━━ Dataset excerpts ━━

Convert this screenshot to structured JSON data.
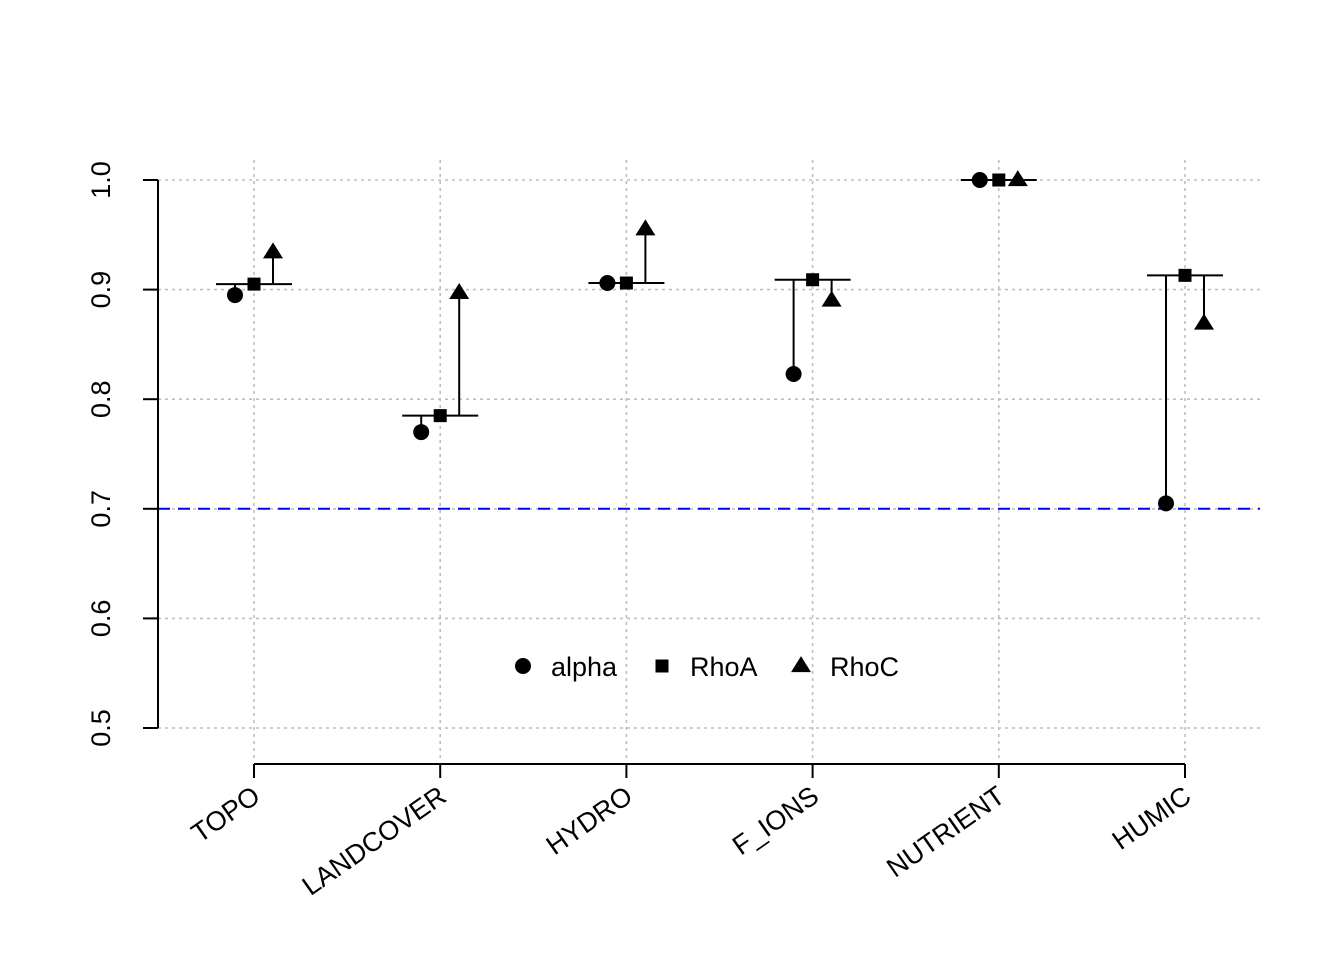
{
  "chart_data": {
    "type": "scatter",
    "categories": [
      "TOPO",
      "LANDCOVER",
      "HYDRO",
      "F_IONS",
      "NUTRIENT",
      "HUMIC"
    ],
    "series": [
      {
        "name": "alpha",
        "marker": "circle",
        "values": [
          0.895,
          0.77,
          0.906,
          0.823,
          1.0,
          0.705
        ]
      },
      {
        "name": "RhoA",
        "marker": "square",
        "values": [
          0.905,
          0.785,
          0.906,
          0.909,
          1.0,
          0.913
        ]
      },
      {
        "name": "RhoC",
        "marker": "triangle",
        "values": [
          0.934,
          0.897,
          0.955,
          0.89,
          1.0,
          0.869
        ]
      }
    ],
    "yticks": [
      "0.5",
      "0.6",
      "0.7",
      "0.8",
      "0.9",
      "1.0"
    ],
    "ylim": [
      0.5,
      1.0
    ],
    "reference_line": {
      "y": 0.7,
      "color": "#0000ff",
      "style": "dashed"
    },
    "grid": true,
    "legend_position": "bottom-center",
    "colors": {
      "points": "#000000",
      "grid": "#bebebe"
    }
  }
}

━━━

* **Exercise**
Without the pictures, copy the material exactly as given.

* **Answer for the task**
Convert this screenshot to structured JSON data.
{
  "chart_data": {
    "type": "scatter",
    "categories": [
      "TOPO",
      "LANDCOVER",
      "HYDRO",
      "F_IONS",
      "NUTRIENT",
      "HUMIC"
    ],
    "series": [
      {
        "name": "alpha",
        "marker": "circle",
        "values": [
          0.895,
          0.77,
          0.906,
          0.823,
          1.0,
          0.705
        ]
      },
      {
        "name": "RhoA",
        "marker": "square",
        "values": [
          0.905,
          0.785,
          0.906,
          0.909,
          1.0,
          0.913
        ]
      },
      {
        "name": "RhoC",
        "marker": "triangle",
        "values": [
          0.934,
          0.897,
          0.955,
          0.89,
          1.0,
          0.869
        ]
      }
    ],
    "yticks": [
      "0.5",
      "0.6",
      "0.7",
      "0.8",
      "0.9",
      "1.0"
    ],
    "ylim": [
      0.5,
      1.0
    ],
    "reference_line": {
      "y": 0.7,
      "color": "#0000ff",
      "style": "dashed"
    },
    "grid": true,
    "legend_position": "bottom-center",
    "colors": {
      "points": "#000000",
      "grid": "#bebebe"
    }
  }
}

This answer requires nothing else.